▶ [Exercise description]
Determine how many lines in the data below contain "配件成本费" and write only that number.

>> Begin

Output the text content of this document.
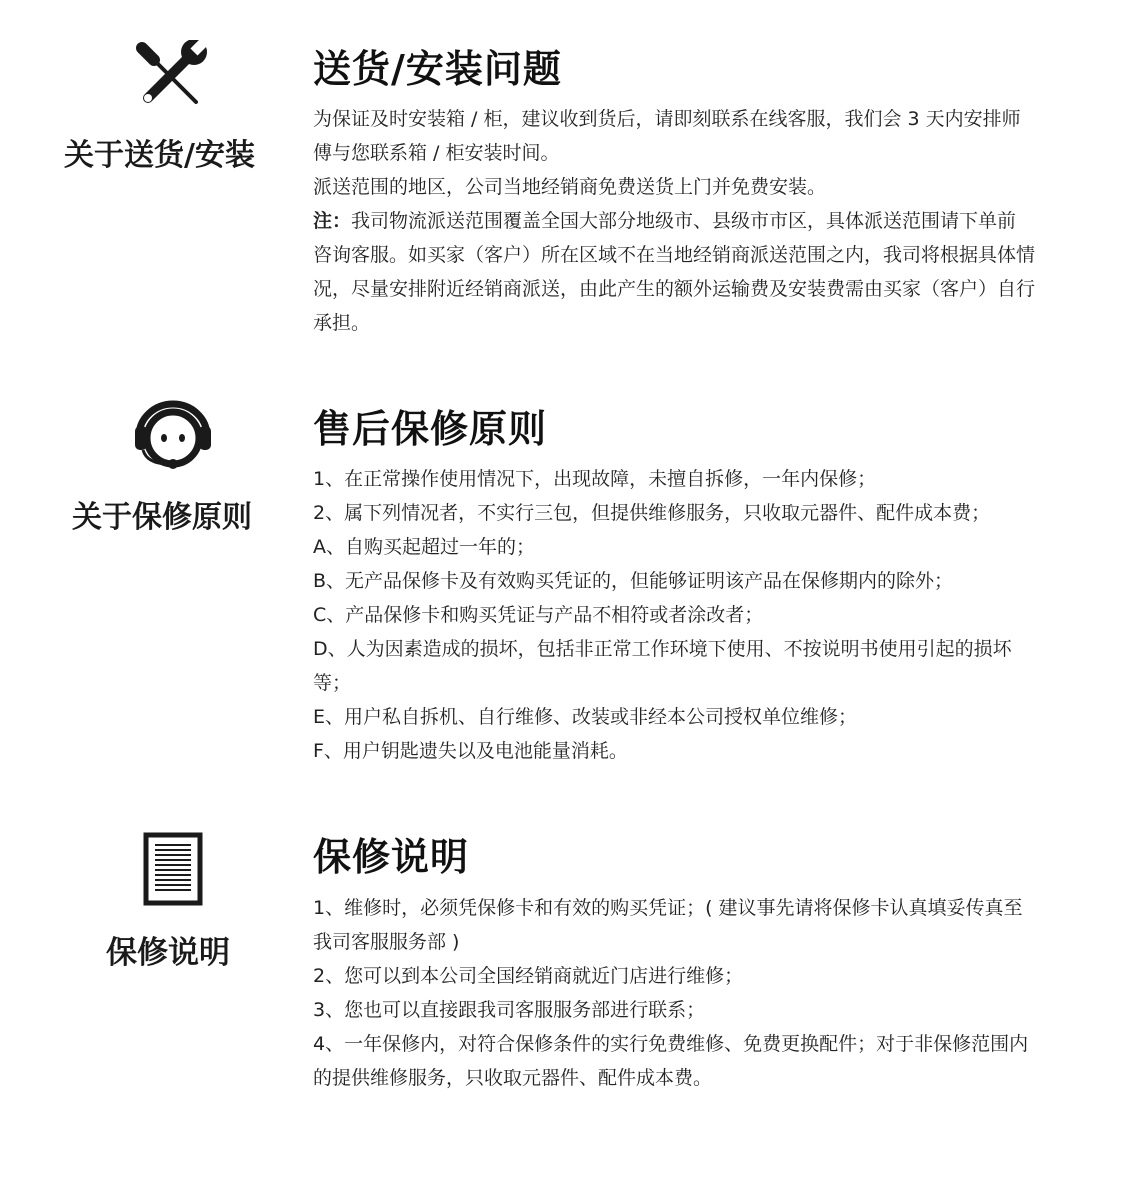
关于送货/安装
送货/安装问题

为保证及时安装箱 / 柜，建议收到货后，请即刻联系在线客服，我们会 3 天内安排师傅与您联系箱 / 柜安装时间。

派送范围的地区，公司当地经销商免费送货上门并免费安装。

注：我司物流派送范围覆盖全国大部分地级市、县级市市区，具体派送范围请下单前咨询客服。如买家（客户）所在区域不在当地经销商派送范围之内，我司将根据具体情况，尽量安排附近经销商派送，由此产生的额外运输费及安装费需由买家（客户）自行承担。

关于保修原则
售后保修原则

1、在正常操作使用情况下，出现故障，未擅自拆修，一年内保修；

2、属下列情况者，不实行三包，但提供维修服务，只收取元器件、配件成本费；

A、自购买起超过一年的；

B、无产品保修卡及有效购买凭证的，但能够证明该产品在保修期内的除外；

C、产品保修卡和购买凭证与产品不相符或者涂改者；

D、人为因素造成的损坏，包括非正常工作环境下使用、不按说明书使用引起的损坏等；

E、用户私自拆机、自行维修、改装或非经本公司授权单位维修；

F、用户钥匙遗失以及电池能量消耗。

保修说明
保修说明

1、维修时，必须凭保修卡和有效的购买凭证；( 建议事先请将保修卡认真填妥传真至我司客服服务部 )

2、您可以到本公司全国经销商就近门店进行维修；

3、您也可以直接跟我司客服服务部进行联系；

4、一年保修内，对符合保修条件的实行免费维修、免费更换配件；对于非保修范围内的提供维修服务，只收取元器件、配件成本费。
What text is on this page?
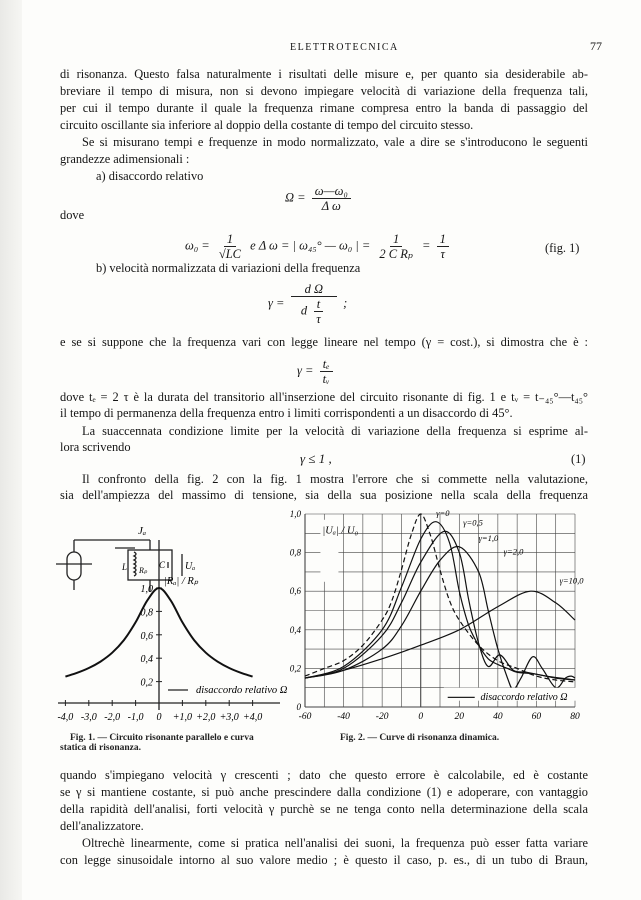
ELETTROTECNICA	77
di risonanza. Questo falsa naturalmente i risultati delle misure e, per quanto sia desiderabile ab-
breviare il tempo di misura, non si devono impiegare velocità di variazione della frequenza tali,
per cui il tempo durante il quale la frequenza rimane compresa entro la banda di passaggio del
circuito oscillante sia inferiore al doppio della costante di tempo del circuito stesso.
Se si misurano tempi e frequenze in modo normalizzato, vale a dire se s'introducono le seguenti
grandezze adimensionali :
a) disaccordo relativo
$\Omega = \frac{\text{ω—ω₀}}{\text{Δ ω}}$
dove
$\omega_0 = \frac{1}{√LC}$ e Δ ω = | ω₄₅° — ω₀ | = $\frac{1}{\text{2 C Rₚ}} = \frac{1}{\tau}$	(fig. 1)
b) velocità normalizzata di variazioni della frequenza
$\gamma = \frac{\text{d Ω}}{d \frac{t}{\tau}}$ ;
e se si suppone che la frequenza vari con legge lineare nel tempo (γ = cost.), si dimostra che è :
$\gamma = \frac{\text{tₑ}}{\text{tᵥ}}$
dove tₑ = 2 τ è la durata del transitorio all'inserzione del circuito risonante di fig. 1 e tᵥ = t₋₄₅°—t₄₅°
il tempo di permanenza della frequenza entro i limiti corrispondenti a un disaccordo di 45°.
La suaccennata condizione limite per la velocità di variazione della frequenza si esprime al-
lora scrivendo
γ ≤ 1 ,	(1)
Il confronto della fig. 2 con la fig. 1 mostra l'errore che si commette nella valutazione,
sia dell'ampiezza del massimo di tensione, sia della sua posizione nella scala della frequenza
Jₐ
L Rₚ
C Uₐ
-4,0 -3,0 -2,0 -1,0 0 +1,0 +2,0 +3,0 +4,0
0,2
0,4
0,6
0,8
1,0
disaccordo relativo Ω
|Rₐ| / Rₚ
Fig. 1. — Circuito risonante parallelo e curva
statica di risonanza.
-60	-40	-20	0	20	40	60	80
0
0,2
0,4
0,6
0,8
1,0	γ=0
γ=0,5
γ=1,0
γ=2,0
γ=10,0
|Uₐ| / U₀
disaccordo relativo Ω
Fig. 2. — Curve di risonanza dinamica.
quando s'impiegano velocità γ crescenti ; dato che questo errore è calcolabile, ed è costante
se γ si mantiene costante, si può anche prescindere dalla condizione (1) e adoperare, con vantaggio
della rapidità dell'analisi, forti velocità γ purchè se ne tenga conto nella determinazione della scala
dell'analizzatore.
Oltrechè linearmente, come si pratica nell'analisi dei suoni, la frequenza può esser fatta variare
con legge sinusoidale intorno al suo valore medio ; è questo il caso, p. es., di un tubo di Braun,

>> End

▶ [Response to the exercise]
2